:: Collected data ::
▬▬▬

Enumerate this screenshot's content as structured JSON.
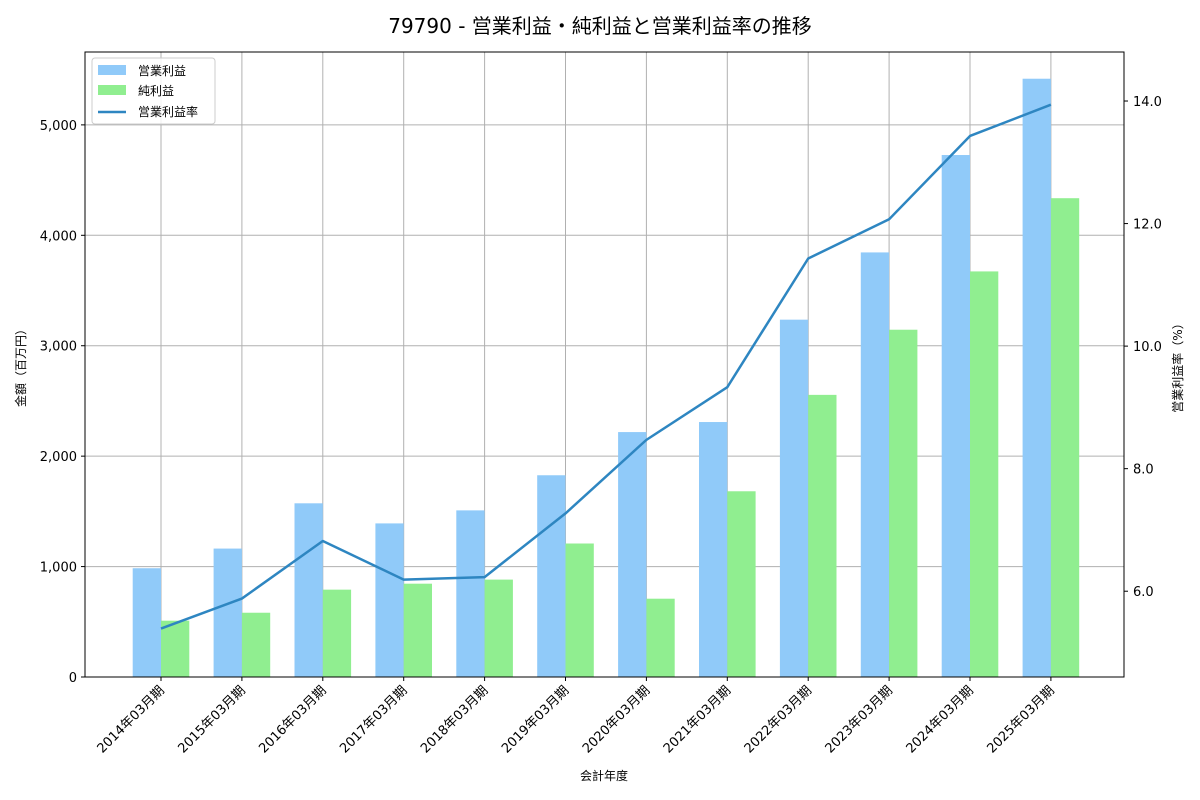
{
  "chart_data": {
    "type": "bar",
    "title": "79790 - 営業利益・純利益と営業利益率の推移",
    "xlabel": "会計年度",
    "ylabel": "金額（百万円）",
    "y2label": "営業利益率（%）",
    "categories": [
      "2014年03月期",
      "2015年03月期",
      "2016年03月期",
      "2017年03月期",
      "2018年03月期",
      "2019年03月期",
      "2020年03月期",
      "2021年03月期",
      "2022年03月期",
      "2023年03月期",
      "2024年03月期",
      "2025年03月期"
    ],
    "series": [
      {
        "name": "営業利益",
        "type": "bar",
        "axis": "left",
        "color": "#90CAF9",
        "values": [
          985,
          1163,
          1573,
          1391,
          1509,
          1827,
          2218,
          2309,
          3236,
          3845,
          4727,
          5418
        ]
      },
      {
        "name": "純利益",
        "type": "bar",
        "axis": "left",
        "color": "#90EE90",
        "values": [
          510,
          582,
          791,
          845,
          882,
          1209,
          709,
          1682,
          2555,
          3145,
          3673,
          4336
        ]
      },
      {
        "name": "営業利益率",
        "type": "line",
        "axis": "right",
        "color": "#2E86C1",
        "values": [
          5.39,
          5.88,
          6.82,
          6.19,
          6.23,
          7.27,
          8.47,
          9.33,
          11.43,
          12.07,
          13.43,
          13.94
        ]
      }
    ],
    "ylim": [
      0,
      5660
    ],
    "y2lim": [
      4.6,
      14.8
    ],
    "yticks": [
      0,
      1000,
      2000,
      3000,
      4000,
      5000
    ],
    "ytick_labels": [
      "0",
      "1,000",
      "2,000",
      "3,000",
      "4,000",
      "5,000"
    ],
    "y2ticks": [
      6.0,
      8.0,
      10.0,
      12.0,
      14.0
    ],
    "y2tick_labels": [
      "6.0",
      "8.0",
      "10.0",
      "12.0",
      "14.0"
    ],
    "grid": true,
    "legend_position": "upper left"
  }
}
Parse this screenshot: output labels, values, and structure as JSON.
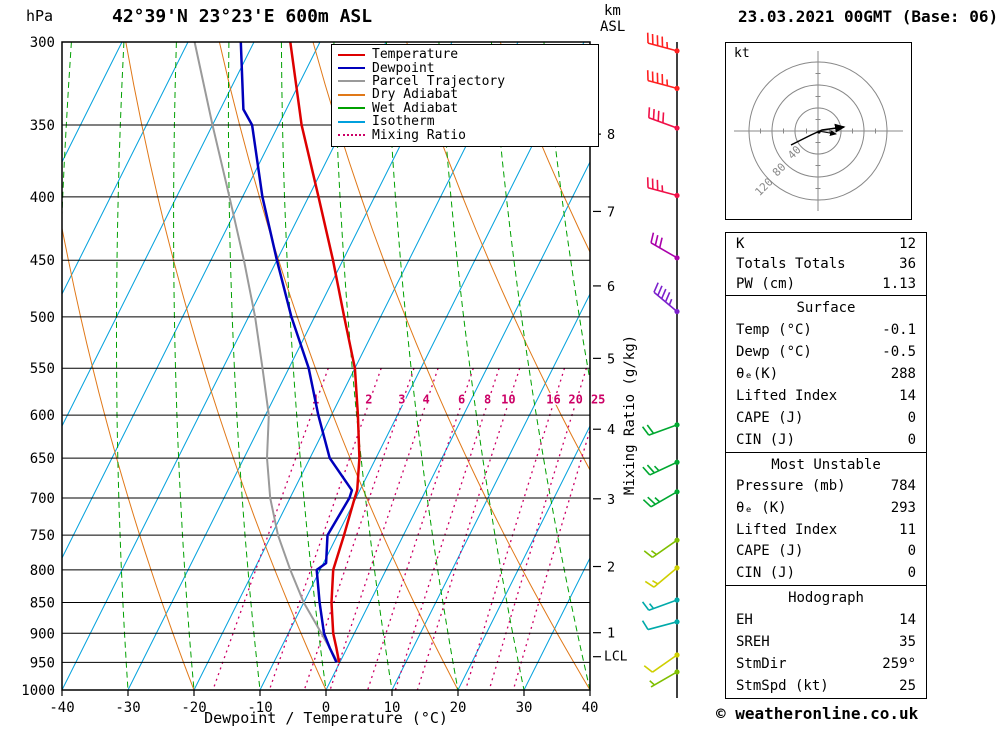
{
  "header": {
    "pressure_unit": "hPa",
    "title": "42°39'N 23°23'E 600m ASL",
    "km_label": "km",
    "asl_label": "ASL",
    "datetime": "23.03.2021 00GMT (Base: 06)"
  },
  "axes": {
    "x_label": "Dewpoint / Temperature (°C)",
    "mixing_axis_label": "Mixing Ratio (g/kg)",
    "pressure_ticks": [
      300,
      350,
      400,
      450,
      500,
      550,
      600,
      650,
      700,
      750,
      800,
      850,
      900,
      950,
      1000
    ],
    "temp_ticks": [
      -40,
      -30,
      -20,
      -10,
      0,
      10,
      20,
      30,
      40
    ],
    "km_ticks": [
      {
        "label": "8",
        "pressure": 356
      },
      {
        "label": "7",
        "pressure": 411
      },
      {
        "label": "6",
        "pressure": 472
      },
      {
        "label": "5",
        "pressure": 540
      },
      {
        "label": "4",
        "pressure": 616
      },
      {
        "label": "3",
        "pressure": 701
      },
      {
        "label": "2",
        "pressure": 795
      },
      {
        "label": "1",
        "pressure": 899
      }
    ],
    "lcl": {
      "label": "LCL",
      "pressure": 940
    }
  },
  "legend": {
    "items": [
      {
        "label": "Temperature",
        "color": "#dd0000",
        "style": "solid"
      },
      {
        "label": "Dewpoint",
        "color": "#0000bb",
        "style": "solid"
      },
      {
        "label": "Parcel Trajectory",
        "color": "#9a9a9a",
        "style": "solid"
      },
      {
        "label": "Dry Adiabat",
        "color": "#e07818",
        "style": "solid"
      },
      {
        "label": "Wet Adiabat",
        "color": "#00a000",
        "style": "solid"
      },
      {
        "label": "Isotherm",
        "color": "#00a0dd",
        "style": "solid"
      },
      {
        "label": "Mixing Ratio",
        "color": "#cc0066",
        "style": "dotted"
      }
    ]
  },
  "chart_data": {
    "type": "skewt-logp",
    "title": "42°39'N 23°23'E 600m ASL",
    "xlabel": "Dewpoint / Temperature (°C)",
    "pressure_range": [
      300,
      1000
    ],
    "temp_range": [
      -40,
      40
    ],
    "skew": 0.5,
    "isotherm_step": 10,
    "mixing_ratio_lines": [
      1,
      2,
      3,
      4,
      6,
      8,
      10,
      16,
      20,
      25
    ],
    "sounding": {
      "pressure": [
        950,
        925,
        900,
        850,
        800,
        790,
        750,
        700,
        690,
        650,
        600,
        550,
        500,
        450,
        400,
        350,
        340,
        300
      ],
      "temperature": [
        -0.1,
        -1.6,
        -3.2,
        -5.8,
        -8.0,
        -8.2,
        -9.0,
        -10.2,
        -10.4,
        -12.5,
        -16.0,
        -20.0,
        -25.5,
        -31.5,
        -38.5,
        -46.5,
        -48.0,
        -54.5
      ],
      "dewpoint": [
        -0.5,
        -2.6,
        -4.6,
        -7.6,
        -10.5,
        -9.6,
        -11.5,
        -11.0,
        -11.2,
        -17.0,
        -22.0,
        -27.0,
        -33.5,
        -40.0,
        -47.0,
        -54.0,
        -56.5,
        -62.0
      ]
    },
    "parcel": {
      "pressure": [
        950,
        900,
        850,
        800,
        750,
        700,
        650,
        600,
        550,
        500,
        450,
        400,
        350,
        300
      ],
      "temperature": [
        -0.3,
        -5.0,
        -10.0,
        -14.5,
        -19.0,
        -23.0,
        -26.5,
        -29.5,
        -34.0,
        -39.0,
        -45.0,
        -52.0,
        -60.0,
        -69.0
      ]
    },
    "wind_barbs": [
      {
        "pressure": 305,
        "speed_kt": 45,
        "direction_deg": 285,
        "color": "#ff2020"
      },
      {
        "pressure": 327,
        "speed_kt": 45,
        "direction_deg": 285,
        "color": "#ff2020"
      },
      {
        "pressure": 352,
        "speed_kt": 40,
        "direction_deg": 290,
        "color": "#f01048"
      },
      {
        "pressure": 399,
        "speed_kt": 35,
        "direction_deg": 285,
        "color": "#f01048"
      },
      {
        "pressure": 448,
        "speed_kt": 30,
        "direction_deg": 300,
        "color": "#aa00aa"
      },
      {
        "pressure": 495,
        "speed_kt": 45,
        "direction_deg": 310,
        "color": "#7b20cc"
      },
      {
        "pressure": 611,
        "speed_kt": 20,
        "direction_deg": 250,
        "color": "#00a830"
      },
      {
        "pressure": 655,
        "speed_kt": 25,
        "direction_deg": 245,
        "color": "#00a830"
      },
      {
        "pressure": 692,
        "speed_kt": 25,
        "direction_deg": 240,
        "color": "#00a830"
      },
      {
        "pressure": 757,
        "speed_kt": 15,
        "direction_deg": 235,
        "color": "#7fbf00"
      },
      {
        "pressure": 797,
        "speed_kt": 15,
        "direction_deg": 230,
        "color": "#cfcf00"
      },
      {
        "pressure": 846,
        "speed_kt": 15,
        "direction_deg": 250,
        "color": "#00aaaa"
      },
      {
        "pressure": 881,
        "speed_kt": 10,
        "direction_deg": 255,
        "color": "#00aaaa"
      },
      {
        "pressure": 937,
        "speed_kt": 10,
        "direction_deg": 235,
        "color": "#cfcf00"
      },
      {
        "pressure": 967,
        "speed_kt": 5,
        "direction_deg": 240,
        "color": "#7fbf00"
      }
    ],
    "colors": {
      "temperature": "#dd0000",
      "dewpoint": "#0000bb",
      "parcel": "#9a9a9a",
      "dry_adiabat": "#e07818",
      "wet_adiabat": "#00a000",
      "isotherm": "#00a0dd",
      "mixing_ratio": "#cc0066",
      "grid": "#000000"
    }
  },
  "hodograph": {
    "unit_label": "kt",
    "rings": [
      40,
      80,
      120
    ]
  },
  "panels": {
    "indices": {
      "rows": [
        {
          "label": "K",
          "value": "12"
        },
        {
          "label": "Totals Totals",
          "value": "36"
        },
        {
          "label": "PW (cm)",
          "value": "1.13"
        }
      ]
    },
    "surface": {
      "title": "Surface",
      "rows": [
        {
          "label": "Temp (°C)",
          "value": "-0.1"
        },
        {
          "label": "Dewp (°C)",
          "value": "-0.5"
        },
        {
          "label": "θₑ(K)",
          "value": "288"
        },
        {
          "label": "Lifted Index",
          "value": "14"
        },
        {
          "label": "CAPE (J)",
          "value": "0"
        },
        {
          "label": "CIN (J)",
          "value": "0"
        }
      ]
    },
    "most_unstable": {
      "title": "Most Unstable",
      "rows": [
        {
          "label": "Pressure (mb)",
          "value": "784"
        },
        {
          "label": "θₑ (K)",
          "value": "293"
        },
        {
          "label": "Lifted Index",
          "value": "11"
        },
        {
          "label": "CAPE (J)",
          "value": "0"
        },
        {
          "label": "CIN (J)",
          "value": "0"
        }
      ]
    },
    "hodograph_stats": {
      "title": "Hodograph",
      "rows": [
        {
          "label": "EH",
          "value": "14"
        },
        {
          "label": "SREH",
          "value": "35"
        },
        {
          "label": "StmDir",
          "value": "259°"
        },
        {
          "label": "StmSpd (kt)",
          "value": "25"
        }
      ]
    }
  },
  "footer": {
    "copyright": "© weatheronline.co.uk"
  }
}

▬▬▬

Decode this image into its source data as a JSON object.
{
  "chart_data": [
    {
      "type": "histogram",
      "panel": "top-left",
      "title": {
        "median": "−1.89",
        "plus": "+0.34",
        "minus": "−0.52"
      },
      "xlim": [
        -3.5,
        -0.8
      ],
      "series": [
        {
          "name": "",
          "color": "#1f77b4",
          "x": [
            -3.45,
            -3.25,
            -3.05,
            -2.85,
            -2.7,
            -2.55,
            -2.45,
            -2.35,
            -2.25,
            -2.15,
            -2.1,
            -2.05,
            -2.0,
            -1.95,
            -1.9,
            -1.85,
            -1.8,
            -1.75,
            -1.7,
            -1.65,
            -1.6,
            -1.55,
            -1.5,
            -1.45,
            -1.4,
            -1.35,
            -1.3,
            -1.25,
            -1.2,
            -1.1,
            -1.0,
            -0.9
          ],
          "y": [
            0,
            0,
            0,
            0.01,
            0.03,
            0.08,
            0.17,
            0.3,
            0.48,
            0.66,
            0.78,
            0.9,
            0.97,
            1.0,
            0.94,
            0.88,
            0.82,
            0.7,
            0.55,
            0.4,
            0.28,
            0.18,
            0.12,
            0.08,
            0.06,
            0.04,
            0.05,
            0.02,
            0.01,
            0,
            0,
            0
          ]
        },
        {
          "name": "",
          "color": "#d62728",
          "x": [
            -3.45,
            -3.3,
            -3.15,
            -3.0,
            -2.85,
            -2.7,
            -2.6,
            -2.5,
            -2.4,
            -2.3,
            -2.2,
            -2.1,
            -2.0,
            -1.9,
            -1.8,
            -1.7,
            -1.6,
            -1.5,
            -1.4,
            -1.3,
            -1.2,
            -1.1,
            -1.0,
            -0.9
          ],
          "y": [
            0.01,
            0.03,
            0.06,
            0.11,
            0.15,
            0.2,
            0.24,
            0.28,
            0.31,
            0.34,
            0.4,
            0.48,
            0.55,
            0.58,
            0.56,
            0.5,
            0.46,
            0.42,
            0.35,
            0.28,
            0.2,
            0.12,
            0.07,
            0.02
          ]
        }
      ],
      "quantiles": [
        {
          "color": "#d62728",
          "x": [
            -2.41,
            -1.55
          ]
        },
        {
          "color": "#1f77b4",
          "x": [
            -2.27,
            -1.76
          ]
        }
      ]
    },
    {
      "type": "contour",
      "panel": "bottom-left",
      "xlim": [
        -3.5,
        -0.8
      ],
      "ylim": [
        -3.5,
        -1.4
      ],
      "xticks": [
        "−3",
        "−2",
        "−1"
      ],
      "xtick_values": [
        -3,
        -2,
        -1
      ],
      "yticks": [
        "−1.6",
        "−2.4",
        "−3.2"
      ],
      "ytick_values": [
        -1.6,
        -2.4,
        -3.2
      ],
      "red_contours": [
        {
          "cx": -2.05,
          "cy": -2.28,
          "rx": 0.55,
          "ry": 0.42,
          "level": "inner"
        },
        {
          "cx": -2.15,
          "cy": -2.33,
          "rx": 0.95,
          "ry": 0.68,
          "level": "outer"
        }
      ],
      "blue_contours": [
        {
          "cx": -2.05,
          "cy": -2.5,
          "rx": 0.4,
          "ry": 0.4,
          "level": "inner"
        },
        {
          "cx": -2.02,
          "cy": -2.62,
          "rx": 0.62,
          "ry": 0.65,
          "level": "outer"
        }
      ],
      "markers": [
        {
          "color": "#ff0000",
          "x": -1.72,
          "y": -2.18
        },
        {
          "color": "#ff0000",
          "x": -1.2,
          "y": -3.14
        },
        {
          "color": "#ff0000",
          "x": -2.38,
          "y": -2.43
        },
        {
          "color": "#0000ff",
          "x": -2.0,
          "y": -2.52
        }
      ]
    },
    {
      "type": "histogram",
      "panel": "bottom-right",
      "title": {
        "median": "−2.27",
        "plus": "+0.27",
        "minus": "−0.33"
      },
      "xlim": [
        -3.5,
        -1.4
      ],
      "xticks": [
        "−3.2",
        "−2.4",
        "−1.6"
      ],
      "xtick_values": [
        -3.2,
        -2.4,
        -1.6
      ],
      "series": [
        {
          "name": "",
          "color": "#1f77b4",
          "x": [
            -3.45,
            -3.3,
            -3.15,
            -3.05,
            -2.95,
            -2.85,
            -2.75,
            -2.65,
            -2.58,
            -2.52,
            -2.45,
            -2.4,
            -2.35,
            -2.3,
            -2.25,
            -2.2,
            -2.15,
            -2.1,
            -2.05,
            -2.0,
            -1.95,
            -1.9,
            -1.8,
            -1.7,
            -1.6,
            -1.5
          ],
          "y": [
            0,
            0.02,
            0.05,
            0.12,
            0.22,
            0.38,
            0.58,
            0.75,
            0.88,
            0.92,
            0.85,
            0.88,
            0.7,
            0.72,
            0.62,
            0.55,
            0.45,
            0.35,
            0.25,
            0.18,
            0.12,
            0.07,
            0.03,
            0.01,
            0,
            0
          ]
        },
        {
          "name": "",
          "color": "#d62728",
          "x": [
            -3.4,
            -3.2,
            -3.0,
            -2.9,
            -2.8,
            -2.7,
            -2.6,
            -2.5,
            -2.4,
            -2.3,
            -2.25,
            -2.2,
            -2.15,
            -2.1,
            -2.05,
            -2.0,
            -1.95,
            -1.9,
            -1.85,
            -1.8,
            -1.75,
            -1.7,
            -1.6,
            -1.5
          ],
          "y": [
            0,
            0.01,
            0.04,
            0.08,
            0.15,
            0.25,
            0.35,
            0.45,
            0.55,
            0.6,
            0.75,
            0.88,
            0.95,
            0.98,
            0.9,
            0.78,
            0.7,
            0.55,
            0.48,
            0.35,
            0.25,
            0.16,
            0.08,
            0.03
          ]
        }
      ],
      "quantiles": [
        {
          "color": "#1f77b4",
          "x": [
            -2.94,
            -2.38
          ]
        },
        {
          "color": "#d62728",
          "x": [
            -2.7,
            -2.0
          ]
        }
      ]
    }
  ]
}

▬▬▬

:: EXERCISE GOAL ::
Show each line holding the word "JSON".

:: CORRECT RESULT ::
Enumerate this screenshot's content as structured JSON.
Parse this screenshot: output labels, values, and structure as JSON.
Decode this image into its source data as a JSON object.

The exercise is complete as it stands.